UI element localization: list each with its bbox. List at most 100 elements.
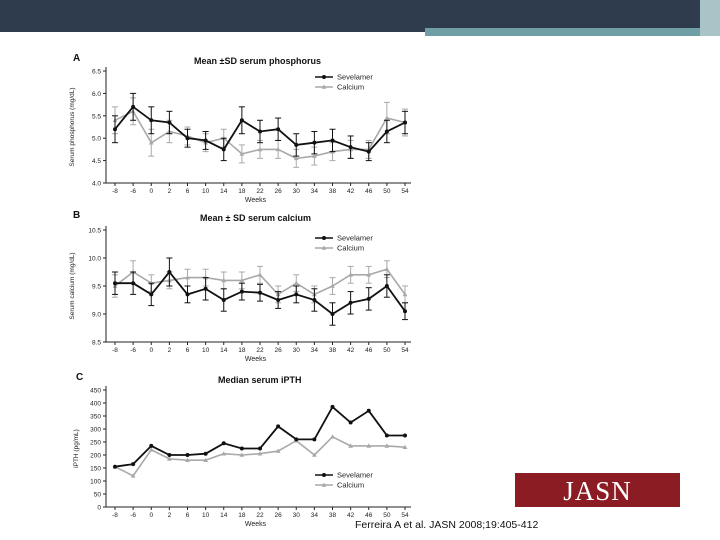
legend-sevelamer-label: Sevelamer	[337, 73, 373, 82]
y-tick-label: 9.5	[92, 284, 101, 291]
x-tick-label: 46	[365, 347, 373, 354]
x-tick-label: 2	[168, 347, 172, 354]
legend-calcium-label: Calcium	[337, 244, 364, 253]
calcium-chart: 8.59.09.510.010.5-8 -6 0 2 6 10 14 18 22 26 30 34 38…	[69, 226, 411, 363]
y-axis-label: Serum calcium (mg/dL)	[69, 252, 76, 319]
y-tick-label: 200	[90, 453, 101, 460]
legend-calcium-marker	[321, 245, 327, 250]
series-sevelamer-point	[258, 290, 262, 295]
series-calcium-point	[257, 146, 263, 152]
legend-sevelamer-label: Sevelamer	[337, 234, 373, 243]
panel-title-b: Mean ± SD serum calcium	[200, 213, 311, 223]
series-sevelamer-point	[384, 284, 389, 288]
panel-title-a: Mean ±SD serum phosphorus	[194, 56, 321, 66]
series-sevelamer-point	[203, 286, 208, 291]
series-sevelamer-point	[348, 145, 353, 150]
x-tick-label: 14	[220, 347, 228, 354]
series-calcium-point	[330, 434, 335, 439]
y-axis-label: iPTH (pg/mL)	[73, 429, 80, 468]
series-sevelamer-point	[330, 404, 335, 409]
x-tick-label: 10	[202, 512, 210, 519]
phosphorus-chart: 4.04.55.05.56.06.5-8 -6 0 2 6 10 14 18 22 26 30 34 3…	[69, 67, 411, 204]
series-calcium-point	[257, 272, 263, 277]
series-sevelamer-point	[131, 462, 136, 467]
series-sevelamer-point	[312, 437, 317, 442]
y-axis-label: Serum phosphorus (mg/dL)	[69, 87, 76, 166]
series-calcium-point	[239, 277, 245, 283]
x-tick-label: 50	[383, 188, 391, 195]
x-tick-label: 50	[383, 512, 391, 519]
y-tick-label: 450	[90, 388, 101, 395]
y-tick-label: 400	[90, 401, 101, 408]
x-tick-label: 54	[401, 512, 409, 519]
x-tick-label: 2	[168, 188, 172, 195]
series-calcium-point	[330, 283, 335, 288]
series-sevelamer-point	[384, 129, 389, 134]
y-tick-label: 100	[90, 479, 101, 486]
series-sevelamer-point	[366, 408, 371, 413]
series-sevelamer-point	[403, 433, 407, 438]
x-tick-label: 38	[329, 188, 337, 195]
series-sevelamer-point	[167, 453, 172, 457]
x-tick-label: 42	[347, 512, 355, 519]
series-sevelamer-point	[384, 433, 389, 438]
y-tick-label: 8.5	[92, 340, 101, 347]
series-calcium-point	[166, 456, 172, 461]
series-calcium-point	[366, 443, 372, 448]
y-tick-label: 5.0	[92, 136, 101, 143]
series-sevelamer-point	[131, 104, 136, 109]
legend-sevelamer-marker	[322, 236, 326, 240]
series-sevelamer-point	[366, 149, 371, 154]
series-sevelamer-line	[114, 405, 405, 468]
series-sevelamer-point	[403, 120, 407, 125]
x-tick-label: 18	[238, 188, 246, 195]
series-calcium-point	[221, 451, 227, 456]
series-calcium-point	[311, 452, 317, 457]
x-tick-label: -6	[130, 347, 136, 354]
x-tick-label: 54	[401, 188, 409, 195]
y-tick-label: 9.0	[92, 312, 101, 319]
series-sevelamer-point	[348, 300, 353, 305]
citation-text: Ferreira A et al. JASN 2008;19:405-412	[355, 519, 539, 531]
legend-calcium-label: Calcium	[337, 481, 364, 490]
x-tick-label: 34	[311, 347, 319, 354]
header-dark-band	[0, 0, 720, 32]
series-sevelamer-point	[131, 281, 136, 286]
x-tick-label: 2	[168, 512, 172, 519]
x-tick-label: 0	[149, 188, 153, 195]
series-sevelamer-point	[294, 142, 299, 147]
x-tick-label: 30	[293, 347, 301, 354]
series-calcium-point	[221, 277, 227, 283]
x-tick-label: -8	[112, 347, 118, 354]
x-tick-label: 34	[311, 512, 319, 519]
series-sevelamer-point	[149, 292, 154, 297]
x-tick-label: 10	[202, 347, 210, 354]
legend-sevelamer-marker	[322, 75, 326, 79]
x-tick-label: 42	[347, 188, 355, 195]
series-calcium-point	[384, 115, 390, 120]
legend-calcium-marker	[321, 84, 327, 89]
x-tick-label: 0	[149, 512, 153, 519]
x-tick-label: 6	[186, 512, 190, 519]
series-sevelamer-point	[185, 292, 190, 297]
y-tick-label: 250	[90, 440, 101, 447]
y-tick-label: 350	[90, 414, 101, 421]
x-tick-label: 22	[256, 347, 264, 354]
y-tick-label: 10.5	[88, 228, 101, 235]
x-tick-label: -6	[130, 512, 136, 519]
series-calcium-point	[311, 153, 317, 158]
series-sevelamer-point	[149, 443, 154, 448]
series-sevelamer-point	[294, 437, 299, 442]
x-axis-label: Weeks	[245, 197, 267, 204]
y-tick-label: 300	[90, 427, 101, 434]
y-tick-label: 6.5	[92, 69, 101, 76]
series-calcium-point	[130, 473, 136, 478]
series-calcium-point	[384, 266, 390, 271]
panel-letter-a: A	[73, 53, 81, 64]
series-sevelamer-point	[312, 298, 317, 302]
series-sevelamer-point	[312, 140, 317, 145]
x-axis-label: Weeks	[245, 521, 267, 528]
series-sevelamer-point	[113, 464, 117, 469]
x-tick-label: 22	[256, 188, 264, 195]
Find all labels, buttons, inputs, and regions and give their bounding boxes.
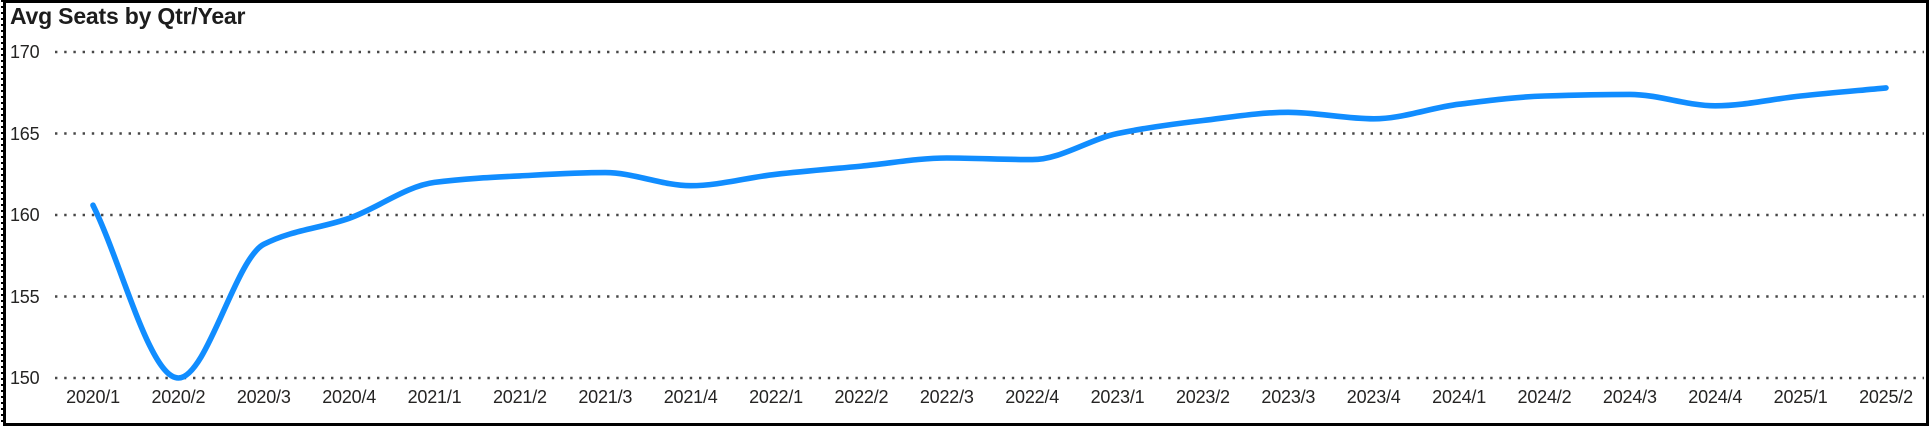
gridlines <box>55 50 1924 380</box>
y-axis-tick-label: 160 <box>10 205 40 225</box>
left-dashed-border <box>1 0 3 426</box>
x-axis-tick-label: 2024/2 <box>1517 387 1572 407</box>
x-axis-tick-label: 2021/3 <box>578 387 633 407</box>
y-axis-tick-label: 165 <box>10 123 40 144</box>
x-axis-tick-label: 2022/1 <box>749 387 803 407</box>
x-axis-tick-label: 2020/3 <box>236 387 291 407</box>
x-axis-tick-label: 2021/2 <box>492 387 547 407</box>
x-axis-tick-label: 2025/1 <box>1773 387 1828 407</box>
x-axis-tick-label: 2022/3 <box>919 387 974 407</box>
x-axis-tick-label: 2024/1 <box>1432 387 1487 407</box>
y-axis-tick-label: 150 <box>10 368 40 388</box>
x-axis-tick-label: 2021/4 <box>663 387 718 407</box>
series-line[interactable] <box>90 85 1889 381</box>
x-axis-tick-label: 2024/3 <box>1602 387 1657 407</box>
x-axis-tick-label: 2021/1 <box>407 387 462 407</box>
x-axis-tick-label: 2022/4 <box>1005 387 1060 407</box>
x-axis-tick-label: 2023/4 <box>1346 387 1401 407</box>
y-axis-tick-label: 155 <box>10 286 40 307</box>
x-axis-tick-label: 2023/2 <box>1176 387 1230 407</box>
x-axis-tick-label: 2024/4 <box>1688 387 1743 407</box>
x-axis-tick-label: 2025/2 <box>1859 387 1913 407</box>
chart-title: Avg Seats by Qtr/Year <box>10 3 246 29</box>
data-series-path[interactable] <box>90 85 1889 381</box>
x-axis-tick-label: 2023/3 <box>1261 387 1316 407</box>
x-axis-tick-label: 2020/1 <box>66 387 120 407</box>
y-axis-tick-label: 170 <box>10 42 40 62</box>
x-axis-tick-label: 2023/1 <box>1090 387 1145 407</box>
x-axis-tick-label: 2020/2 <box>151 387 206 407</box>
x-axis-tick-label: 2020/4 <box>322 387 377 407</box>
x-axis-tick-label: 2022/2 <box>834 387 889 407</box>
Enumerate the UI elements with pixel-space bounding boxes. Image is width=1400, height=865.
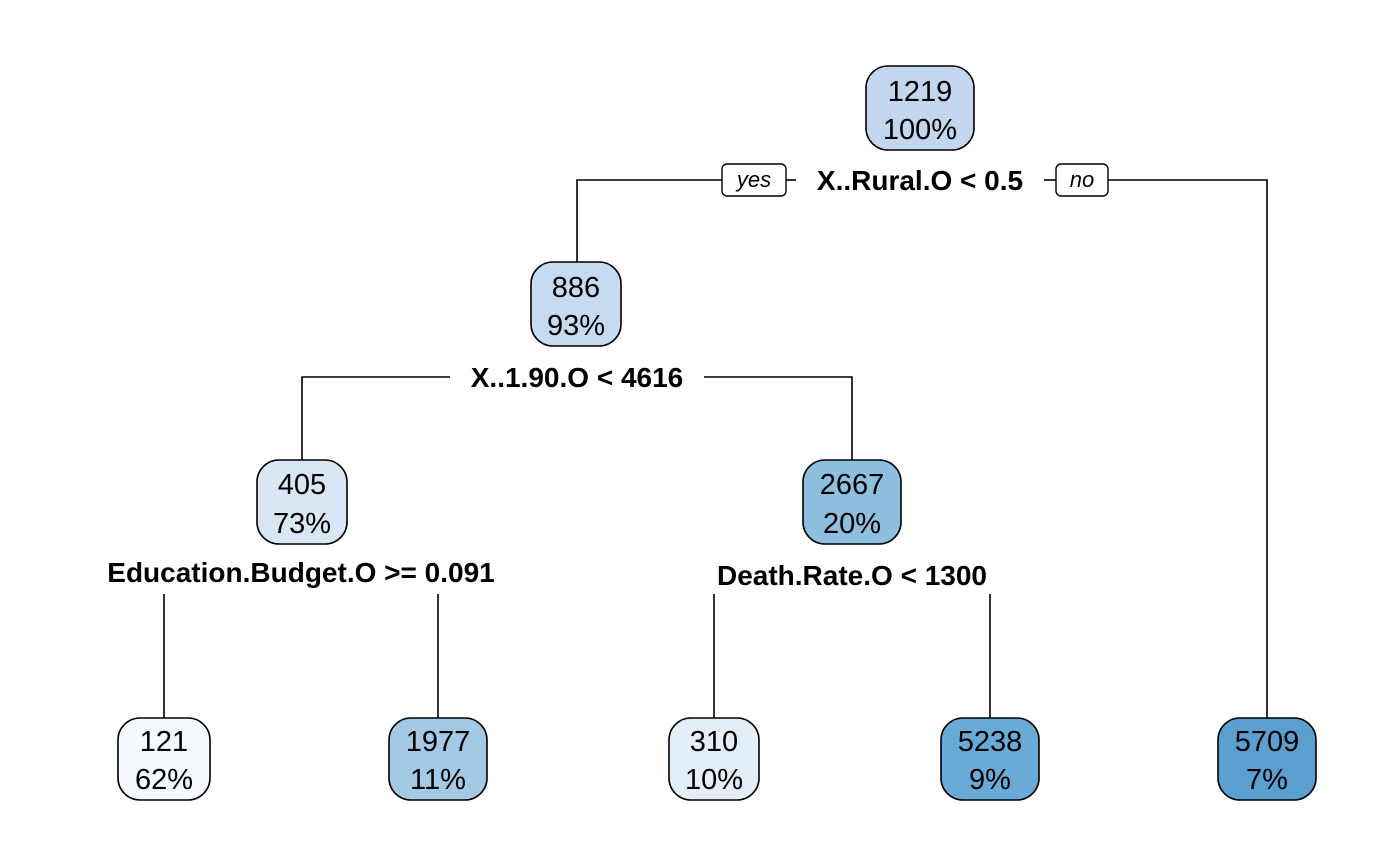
edge-n2-left xyxy=(301,376,450,460)
leaf-node-1977: 1977 11% xyxy=(388,717,488,801)
branch-label-no: no xyxy=(1055,163,1109,197)
leaf-node-310-percent: 10% xyxy=(685,764,743,796)
leaf-node-121-box xyxy=(117,717,211,801)
node-n2: 886 93% xyxy=(530,261,622,347)
split-label-n2: X..1.90.O < 4616 xyxy=(471,362,684,393)
leaf-node-5238: 5238 9% xyxy=(940,717,1040,801)
leaf-node-1977-percent: 11% xyxy=(410,764,466,796)
branch-label-yes: yes xyxy=(721,163,787,197)
tree-edges xyxy=(163,179,1268,718)
leaf-node-5238-percent: 9% xyxy=(969,764,1011,796)
split-label-root: X..Rural.O < 0.5 xyxy=(817,165,1023,196)
leaf-node-310-box xyxy=(668,717,760,801)
node-n2-box xyxy=(530,261,622,347)
node-n5-box xyxy=(802,459,902,545)
leaf-node-5709-percent: 7% xyxy=(1246,764,1288,796)
edge-root-right xyxy=(1108,179,1268,718)
node-n4: 405 73% xyxy=(256,459,348,545)
leaf-node-5709: 5709 7% xyxy=(1217,717,1317,801)
node-n4-percent: 73% xyxy=(273,508,331,540)
leaf-node-5238-box xyxy=(940,717,1040,801)
node-n5: 2667 20% xyxy=(802,459,902,545)
leaf-node-1977-value: 1977 xyxy=(406,726,471,758)
node-n5-percent: 20% xyxy=(823,508,881,540)
leaf-node-5709-value: 5709 xyxy=(1235,726,1300,758)
leaf-node-121-value: 121 xyxy=(140,726,188,758)
edge-root-left xyxy=(576,179,722,262)
branch-label-yes-box xyxy=(721,163,787,197)
leaf-node-5238-value: 5238 xyxy=(958,726,1023,758)
node-root-value: 1219 xyxy=(888,76,953,108)
leaf-node-121-percent: 62% xyxy=(135,764,193,796)
leaf-node-1977-box xyxy=(388,717,488,801)
branch-label-yes-text: yes xyxy=(735,167,771,192)
node-n5-value: 2667 xyxy=(820,469,885,501)
branch-label-no-text: no xyxy=(1070,167,1094,192)
split-label-n5: Death.Rate.O < 1300 xyxy=(717,560,987,591)
branch-label-no-box xyxy=(1055,163,1109,197)
node-root-box xyxy=(865,65,975,151)
node-n2-value: 886 xyxy=(552,272,600,304)
split-label-n4: Education.Budget.O >= 0.091 xyxy=(107,557,494,588)
edge-n2-right xyxy=(704,376,853,460)
leaf-node-5709-box xyxy=(1217,717,1317,801)
node-n2-percent: 93% xyxy=(547,310,605,342)
leaf-node-310-value: 310 xyxy=(690,726,738,758)
leaf-node-121: 121 62% xyxy=(117,717,211,801)
node-n4-value: 405 xyxy=(278,469,326,501)
node-root: 1219 100% xyxy=(865,65,975,151)
node-n4-box xyxy=(256,459,348,545)
leaf-node-310: 310 10% xyxy=(668,717,760,801)
node-root-percent: 100% xyxy=(883,114,957,146)
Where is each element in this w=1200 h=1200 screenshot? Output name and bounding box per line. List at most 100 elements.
-------------------------
● **Aim**
Copy out the lines starting with the one containing "gridlines <box>55 50 1924 380</box>" and going on through the one containing "x-axis-tick-label: 2022/3 <box>919", putting "left-solid-border" wherever "left-dashed-border" appears and leaving everything else unchanged.

● **Solution**
gridlines <box>55 50 1924 380</box>
y-axis-tick-label: 160 <box>10 205 40 225</box>
left-solid-border <box>1 0 3 426</box>
x-axis-tick-label: 2024/2 <box>1517 387 1572 407</box>
x-axis-tick-label: 2021/3 <box>578 387 633 407</box>
y-axis-tick-label: 165 <box>10 123 40 144</box>
x-axis-tick-label: 2022/1 <box>749 387 803 407</box>
x-axis-tick-label: 2020/3 <box>236 387 291 407</box>
x-axis-tick-label: 2021/2 <box>492 387 547 407</box>
x-axis-tick-label: 2025/1 <box>1773 387 1828 407</box>
x-axis-tick-label: 2022/3 <box>919 387 974 407</box>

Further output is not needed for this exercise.